[Records from a data source]
▬▬▬▬▬▬

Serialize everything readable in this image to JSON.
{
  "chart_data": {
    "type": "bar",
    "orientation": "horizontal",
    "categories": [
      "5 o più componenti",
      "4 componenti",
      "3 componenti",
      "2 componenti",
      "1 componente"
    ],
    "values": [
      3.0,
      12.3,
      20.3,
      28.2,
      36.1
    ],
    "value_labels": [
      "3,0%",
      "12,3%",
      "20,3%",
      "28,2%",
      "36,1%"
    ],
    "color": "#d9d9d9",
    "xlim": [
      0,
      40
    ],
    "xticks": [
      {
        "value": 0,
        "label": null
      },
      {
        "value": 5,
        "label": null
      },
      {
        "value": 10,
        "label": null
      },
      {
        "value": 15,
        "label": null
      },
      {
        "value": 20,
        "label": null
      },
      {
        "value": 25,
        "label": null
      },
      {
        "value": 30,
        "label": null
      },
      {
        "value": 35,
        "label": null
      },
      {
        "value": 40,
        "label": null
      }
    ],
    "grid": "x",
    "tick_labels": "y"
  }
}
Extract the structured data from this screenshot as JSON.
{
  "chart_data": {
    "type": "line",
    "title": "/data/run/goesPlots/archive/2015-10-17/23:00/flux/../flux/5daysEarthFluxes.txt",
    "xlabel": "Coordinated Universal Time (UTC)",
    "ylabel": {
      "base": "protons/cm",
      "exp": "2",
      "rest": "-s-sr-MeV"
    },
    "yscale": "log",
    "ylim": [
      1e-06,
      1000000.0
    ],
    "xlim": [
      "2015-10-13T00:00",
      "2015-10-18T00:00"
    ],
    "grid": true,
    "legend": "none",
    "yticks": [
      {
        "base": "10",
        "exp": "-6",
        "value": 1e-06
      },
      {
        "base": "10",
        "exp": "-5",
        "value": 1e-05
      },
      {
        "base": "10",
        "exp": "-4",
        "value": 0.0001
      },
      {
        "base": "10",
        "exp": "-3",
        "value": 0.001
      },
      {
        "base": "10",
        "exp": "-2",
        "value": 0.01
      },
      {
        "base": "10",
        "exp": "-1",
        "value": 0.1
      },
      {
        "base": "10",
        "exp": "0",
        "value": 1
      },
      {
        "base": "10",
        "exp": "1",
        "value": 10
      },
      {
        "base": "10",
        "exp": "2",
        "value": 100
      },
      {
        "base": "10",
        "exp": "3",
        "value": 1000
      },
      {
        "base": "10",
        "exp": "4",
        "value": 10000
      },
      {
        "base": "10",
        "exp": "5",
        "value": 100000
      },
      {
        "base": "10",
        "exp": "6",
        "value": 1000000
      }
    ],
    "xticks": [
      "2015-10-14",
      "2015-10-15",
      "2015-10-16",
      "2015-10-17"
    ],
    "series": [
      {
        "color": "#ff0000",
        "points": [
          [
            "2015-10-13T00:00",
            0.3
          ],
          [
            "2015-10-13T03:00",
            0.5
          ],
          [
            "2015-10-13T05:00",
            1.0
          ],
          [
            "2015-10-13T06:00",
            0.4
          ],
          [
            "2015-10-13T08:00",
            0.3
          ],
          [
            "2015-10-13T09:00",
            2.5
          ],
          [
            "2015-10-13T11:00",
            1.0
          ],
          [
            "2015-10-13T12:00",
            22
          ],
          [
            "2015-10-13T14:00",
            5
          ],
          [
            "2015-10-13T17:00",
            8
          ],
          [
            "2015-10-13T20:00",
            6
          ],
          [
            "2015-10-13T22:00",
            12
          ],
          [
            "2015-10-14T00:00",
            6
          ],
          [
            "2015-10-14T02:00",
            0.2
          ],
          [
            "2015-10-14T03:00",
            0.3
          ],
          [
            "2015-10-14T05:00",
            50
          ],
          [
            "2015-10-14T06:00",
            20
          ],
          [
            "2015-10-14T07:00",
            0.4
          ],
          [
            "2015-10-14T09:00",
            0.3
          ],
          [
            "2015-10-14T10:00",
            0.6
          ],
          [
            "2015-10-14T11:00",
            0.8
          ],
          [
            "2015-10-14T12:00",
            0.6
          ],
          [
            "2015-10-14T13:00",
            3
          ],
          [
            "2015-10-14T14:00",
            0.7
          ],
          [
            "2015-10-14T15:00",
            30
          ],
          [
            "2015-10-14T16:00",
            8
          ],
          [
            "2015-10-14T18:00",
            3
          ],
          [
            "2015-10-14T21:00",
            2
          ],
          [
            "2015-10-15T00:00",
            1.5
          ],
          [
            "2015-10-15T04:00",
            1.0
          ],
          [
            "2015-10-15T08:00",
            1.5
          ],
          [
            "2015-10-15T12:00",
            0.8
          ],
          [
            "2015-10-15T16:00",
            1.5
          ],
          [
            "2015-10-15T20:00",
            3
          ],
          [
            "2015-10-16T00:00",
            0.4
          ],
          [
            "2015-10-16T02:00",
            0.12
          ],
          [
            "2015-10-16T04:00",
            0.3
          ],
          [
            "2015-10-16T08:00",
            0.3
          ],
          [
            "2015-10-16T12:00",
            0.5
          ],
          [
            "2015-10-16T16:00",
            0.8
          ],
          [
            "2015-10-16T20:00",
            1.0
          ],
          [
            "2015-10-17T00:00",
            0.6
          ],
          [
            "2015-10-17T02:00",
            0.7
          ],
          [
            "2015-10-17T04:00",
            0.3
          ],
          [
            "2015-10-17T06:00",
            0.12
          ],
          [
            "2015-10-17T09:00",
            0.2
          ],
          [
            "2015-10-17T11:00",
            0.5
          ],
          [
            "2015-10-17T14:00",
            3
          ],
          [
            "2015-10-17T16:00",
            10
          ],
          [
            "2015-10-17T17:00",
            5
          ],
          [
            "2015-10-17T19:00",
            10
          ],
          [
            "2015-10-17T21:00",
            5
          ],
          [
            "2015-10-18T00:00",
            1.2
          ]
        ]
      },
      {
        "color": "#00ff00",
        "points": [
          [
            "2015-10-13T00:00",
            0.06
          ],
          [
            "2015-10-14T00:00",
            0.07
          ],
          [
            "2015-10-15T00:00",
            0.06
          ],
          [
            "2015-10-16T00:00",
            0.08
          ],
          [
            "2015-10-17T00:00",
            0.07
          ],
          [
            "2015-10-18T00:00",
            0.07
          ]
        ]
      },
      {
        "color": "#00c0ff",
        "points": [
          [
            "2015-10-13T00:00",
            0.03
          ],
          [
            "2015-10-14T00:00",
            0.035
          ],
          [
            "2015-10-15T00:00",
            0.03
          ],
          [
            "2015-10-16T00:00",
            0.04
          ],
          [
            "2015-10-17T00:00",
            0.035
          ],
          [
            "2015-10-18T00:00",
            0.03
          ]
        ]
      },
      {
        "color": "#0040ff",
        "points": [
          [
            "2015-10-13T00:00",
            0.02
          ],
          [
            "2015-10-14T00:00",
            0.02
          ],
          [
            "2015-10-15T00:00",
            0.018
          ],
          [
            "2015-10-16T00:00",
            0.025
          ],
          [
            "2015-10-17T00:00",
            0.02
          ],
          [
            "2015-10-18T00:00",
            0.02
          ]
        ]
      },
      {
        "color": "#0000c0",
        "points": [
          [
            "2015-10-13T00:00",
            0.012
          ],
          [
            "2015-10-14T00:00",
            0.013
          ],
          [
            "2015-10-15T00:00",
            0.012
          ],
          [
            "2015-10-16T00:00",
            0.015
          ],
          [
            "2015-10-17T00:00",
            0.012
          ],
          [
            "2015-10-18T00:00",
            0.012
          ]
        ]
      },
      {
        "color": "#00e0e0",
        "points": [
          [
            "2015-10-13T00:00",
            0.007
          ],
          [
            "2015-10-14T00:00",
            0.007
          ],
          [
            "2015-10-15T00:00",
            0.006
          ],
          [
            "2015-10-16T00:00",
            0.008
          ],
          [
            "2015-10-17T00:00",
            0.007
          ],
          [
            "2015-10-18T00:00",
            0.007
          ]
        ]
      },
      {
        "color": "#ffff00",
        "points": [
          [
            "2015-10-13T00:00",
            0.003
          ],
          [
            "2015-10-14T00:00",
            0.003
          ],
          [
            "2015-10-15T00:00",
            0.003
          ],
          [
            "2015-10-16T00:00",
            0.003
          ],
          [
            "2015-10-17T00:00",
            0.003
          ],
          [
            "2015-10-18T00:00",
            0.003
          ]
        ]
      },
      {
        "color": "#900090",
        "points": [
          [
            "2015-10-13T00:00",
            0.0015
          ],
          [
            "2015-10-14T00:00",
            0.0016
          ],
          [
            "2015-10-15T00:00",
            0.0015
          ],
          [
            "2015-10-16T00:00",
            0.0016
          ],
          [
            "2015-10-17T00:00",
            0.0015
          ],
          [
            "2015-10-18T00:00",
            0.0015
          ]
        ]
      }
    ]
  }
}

▬▬▬▬▬▬

## Exercise goal:
Return all the lines that contain the string "JSON".

## Reply to the task:
Serialize everything readable in this image to JSON.
Extract the structured data from this screenshot as JSON.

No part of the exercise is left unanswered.